• _TASK DIRECTIONS_:
What follows is a set of records; restate each one word for word and drop the pictures.

• _DATA PROVIDED_:
BEGIN

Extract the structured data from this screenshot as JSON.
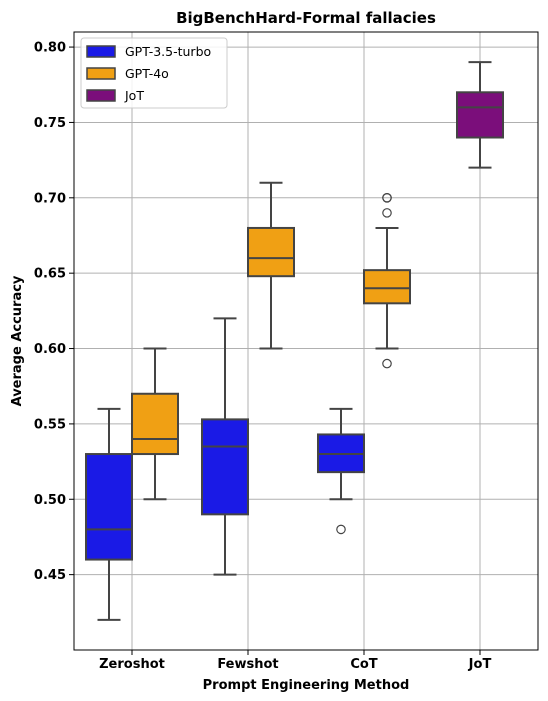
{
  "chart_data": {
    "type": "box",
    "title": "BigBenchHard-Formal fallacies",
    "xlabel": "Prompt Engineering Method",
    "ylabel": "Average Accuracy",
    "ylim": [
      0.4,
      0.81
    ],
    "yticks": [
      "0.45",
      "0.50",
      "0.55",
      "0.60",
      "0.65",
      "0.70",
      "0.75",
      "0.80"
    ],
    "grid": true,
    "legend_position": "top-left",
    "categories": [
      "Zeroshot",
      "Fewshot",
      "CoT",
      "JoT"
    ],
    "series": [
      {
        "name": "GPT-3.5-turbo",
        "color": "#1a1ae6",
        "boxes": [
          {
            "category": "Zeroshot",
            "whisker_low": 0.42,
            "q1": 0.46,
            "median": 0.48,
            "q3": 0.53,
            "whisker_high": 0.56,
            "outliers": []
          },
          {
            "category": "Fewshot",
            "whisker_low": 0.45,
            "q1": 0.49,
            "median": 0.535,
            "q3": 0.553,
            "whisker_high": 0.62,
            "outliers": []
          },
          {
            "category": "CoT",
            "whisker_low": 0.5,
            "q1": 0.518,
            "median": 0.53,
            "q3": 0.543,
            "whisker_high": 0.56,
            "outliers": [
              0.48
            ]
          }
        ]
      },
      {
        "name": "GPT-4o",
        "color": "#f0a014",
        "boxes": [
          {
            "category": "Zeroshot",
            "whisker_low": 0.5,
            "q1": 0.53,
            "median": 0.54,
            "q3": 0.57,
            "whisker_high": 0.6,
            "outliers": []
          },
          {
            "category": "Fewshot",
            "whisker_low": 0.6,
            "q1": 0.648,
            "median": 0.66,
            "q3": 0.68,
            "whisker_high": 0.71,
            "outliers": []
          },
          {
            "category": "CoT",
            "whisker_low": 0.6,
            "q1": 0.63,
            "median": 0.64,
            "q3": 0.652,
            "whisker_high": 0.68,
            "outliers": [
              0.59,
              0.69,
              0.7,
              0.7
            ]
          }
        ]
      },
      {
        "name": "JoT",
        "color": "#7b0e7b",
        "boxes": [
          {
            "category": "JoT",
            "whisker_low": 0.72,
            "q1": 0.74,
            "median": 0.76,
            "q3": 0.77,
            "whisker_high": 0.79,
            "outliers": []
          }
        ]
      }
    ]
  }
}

END

• _THE OUTPUT_:
Extract the structured data from this screenshot as JSON.
{
  "chart_data": {
    "type": "box",
    "title": "BigBenchHard-Formal fallacies",
    "xlabel": "Prompt Engineering Method",
    "ylabel": "Average Accuracy",
    "ylim": [
      0.4,
      0.81
    ],
    "yticks": [
      "0.45",
      "0.50",
      "0.55",
      "0.60",
      "0.65",
      "0.70",
      "0.75",
      "0.80"
    ],
    "grid": true,
    "legend_position": "top-left",
    "categories": [
      "Zeroshot",
      "Fewshot",
      "CoT",
      "JoT"
    ],
    "series": [
      {
        "name": "GPT-3.5-turbo",
        "color": "#1a1ae6",
        "boxes": [
          {
            "category": "Zeroshot",
            "whisker_low": 0.42,
            "q1": 0.46,
            "median": 0.48,
            "q3": 0.53,
            "whisker_high": 0.56,
            "outliers": []
          },
          {
            "category": "Fewshot",
            "whisker_low": 0.45,
            "q1": 0.49,
            "median": 0.535,
            "q3": 0.553,
            "whisker_high": 0.62,
            "outliers": []
          },
          {
            "category": "CoT",
            "whisker_low": 0.5,
            "q1": 0.518,
            "median": 0.53,
            "q3": 0.543,
            "whisker_high": 0.56,
            "outliers": [
              0.48
            ]
          }
        ]
      },
      {
        "name": "GPT-4o",
        "color": "#f0a014",
        "boxes": [
          {
            "category": "Zeroshot",
            "whisker_low": 0.5,
            "q1": 0.53,
            "median": 0.54,
            "q3": 0.57,
            "whisker_high": 0.6,
            "outliers": []
          },
          {
            "category": "Fewshot",
            "whisker_low": 0.6,
            "q1": 0.648,
            "median": 0.66,
            "q3": 0.68,
            "whisker_high": 0.71,
            "outliers": []
          },
          {
            "category": "CoT",
            "whisker_low": 0.6,
            "q1": 0.63,
            "median": 0.64,
            "q3": 0.652,
            "whisker_high": 0.68,
            "outliers": [
              0.59,
              0.69,
              0.7,
              0.7
            ]
          }
        ]
      },
      {
        "name": "JoT",
        "color": "#7b0e7b",
        "boxes": [
          {
            "category": "JoT",
            "whisker_low": 0.72,
            "q1": 0.74,
            "median": 0.76,
            "q3": 0.77,
            "whisker_high": 0.79,
            "outliers": []
          }
        ]
      }
    ]
  }
}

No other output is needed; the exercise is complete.